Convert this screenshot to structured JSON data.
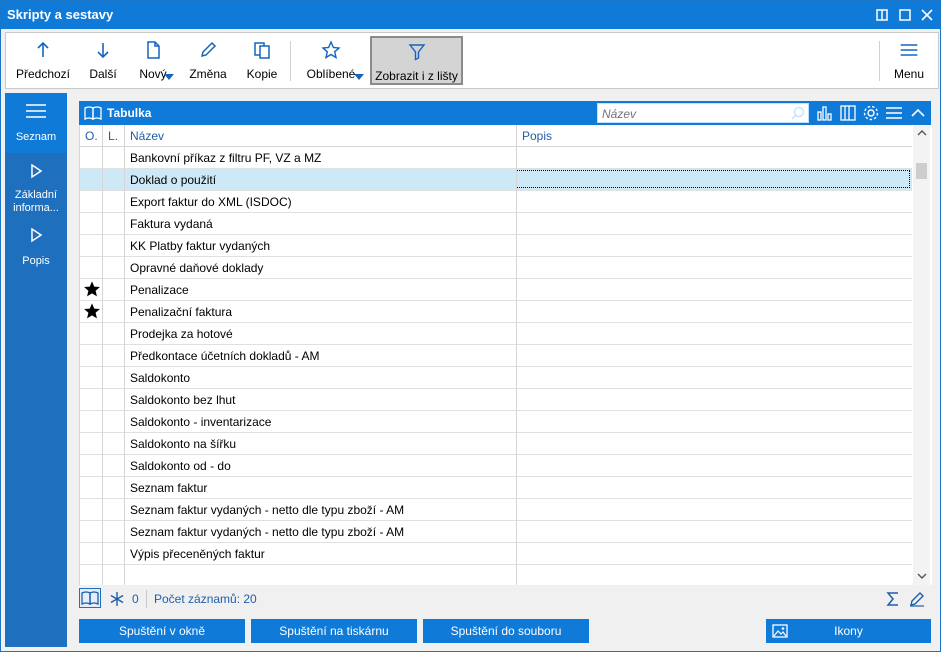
{
  "window": {
    "title": "Skripty a sestavy"
  },
  "toolbar": {
    "prev": "Předchozí",
    "next": "Další",
    "new": "Nový",
    "edit": "Změna",
    "copy": "Kopie",
    "favorites": "Oblíbené",
    "show_from_bar": "Zobrazit i z lišty",
    "menu": "Menu"
  },
  "leftnav": {
    "items": [
      {
        "label": "Seznam"
      },
      {
        "label": "Základní informa..."
      },
      {
        "label": "Popis"
      }
    ]
  },
  "table": {
    "title": "Tabulka",
    "search_placeholder": "Název",
    "columns": [
      "O.",
      "L.",
      "Název",
      "Popis"
    ],
    "rows": [
      {
        "name": "Bankovní příkaz z filtru PF, VZ a MZ",
        "fav": false
      },
      {
        "name": "Doklad o použití",
        "fav": false,
        "selected": true
      },
      {
        "name": "Export faktur do XML (ISDOC)",
        "fav": false
      },
      {
        "name": "Faktura vydaná",
        "fav": false
      },
      {
        "name": "KK Platby faktur vydaných",
        "fav": false
      },
      {
        "name": "Opravné daňové doklady",
        "fav": false
      },
      {
        "name": "Penalizace",
        "fav": true
      },
      {
        "name": "Penalizační faktura",
        "fav": true
      },
      {
        "name": "Prodejka za hotové",
        "fav": false
      },
      {
        "name": "Předkontace účetních dokladů - AM",
        "fav": false
      },
      {
        "name": "Saldokonto",
        "fav": false
      },
      {
        "name": "Saldokonto  bez lhut",
        "fav": false
      },
      {
        "name": "Saldokonto - inventarizace",
        "fav": false
      },
      {
        "name": "Saldokonto na šířku",
        "fav": false
      },
      {
        "name": "Saldokonto od - do",
        "fav": false
      },
      {
        "name": "Seznam faktur",
        "fav": false
      },
      {
        "name": "Seznam faktur vydaných - netto dle typu zboží - AM",
        "fav": false
      },
      {
        "name": "Seznam faktur vydaných - netto dle typu zboží - AM",
        "fav": false
      },
      {
        "name": "Výpis přeceněných faktur",
        "fav": false
      }
    ]
  },
  "status": {
    "filter_count": "0",
    "record_count": "Počet záznamů: 20"
  },
  "actions": {
    "run_window": "Spuštění v okně",
    "run_printer": "Spuštění na tiskárnu",
    "run_file": "Spuštění do souboru",
    "icons": "Ikony"
  },
  "colors": {
    "accent": "#0f7ad8",
    "nav": "#1f6fbf",
    "selection": "#cde8f7",
    "header_text": "#1f5fa8"
  }
}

▶ [Aim of the exercise]:
Write out all the records again, exactly, minus any pictures.

▶ [Solution to this problem]:
Convert this screenshot to structured JSON data.
{
  "window": {
    "title": "Skripty a sestavy"
  },
  "toolbar": {
    "prev": "Předchozí",
    "next": "Další",
    "new": "Nový",
    "edit": "Změna",
    "copy": "Kopie",
    "favorites": "Oblíbené",
    "show_from_bar": "Zobrazit i z lišty",
    "menu": "Menu"
  },
  "leftnav": {
    "items": [
      {
        "label": "Seznam"
      },
      {
        "label": "Základní informa..."
      },
      {
        "label": "Popis"
      }
    ]
  },
  "table": {
    "title": "Tabulka",
    "search_placeholder": "Název",
    "columns": [
      "O.",
      "L.",
      "Název",
      "Popis"
    ],
    "rows": [
      {
        "name": "Bankovní příkaz z filtru PF, VZ a MZ",
        "fav": false
      },
      {
        "name": "Doklad o použití",
        "fav": false,
        "selected": true
      },
      {
        "name": "Export faktur do XML (ISDOC)",
        "fav": false
      },
      {
        "name": "Faktura vydaná",
        "fav": false
      },
      {
        "name": "KK Platby faktur vydaných",
        "fav": false
      },
      {
        "name": "Opravné daňové doklady",
        "fav": false
      },
      {
        "name": "Penalizace",
        "fav": true
      },
      {
        "name": "Penalizační faktura",
        "fav": true
      },
      {
        "name": "Prodejka za hotové",
        "fav": false
      },
      {
        "name": "Předkontace účetních dokladů - AM",
        "fav": false
      },
      {
        "name": "Saldokonto",
        "fav": false
      },
      {
        "name": "Saldokonto  bez lhut",
        "fav": false
      },
      {
        "name": "Saldokonto - inventarizace",
        "fav": false
      },
      {
        "name": "Saldokonto na šířku",
        "fav": false
      },
      {
        "name": "Saldokonto od - do",
        "fav": false
      },
      {
        "name": "Seznam faktur",
        "fav": false
      },
      {
        "name": "Seznam faktur vydaných - netto dle typu zboží - AM",
        "fav": false
      },
      {
        "name": "Seznam faktur vydaných - netto dle typu zboží - AM",
        "fav": false
      },
      {
        "name": "Výpis přeceněných faktur",
        "fav": false
      }
    ]
  },
  "status": {
    "filter_count": "0",
    "record_count": "Počet záznamů: 20"
  },
  "actions": {
    "run_window": "Spuštění v okně",
    "run_printer": "Spuštění na tiskárnu",
    "run_file": "Spuštění do souboru",
    "icons": "Ikony"
  },
  "colors": {
    "accent": "#0f7ad8",
    "nav": "#1f6fbf",
    "selection": "#cde8f7",
    "header_text": "#1f5fa8"
  }
}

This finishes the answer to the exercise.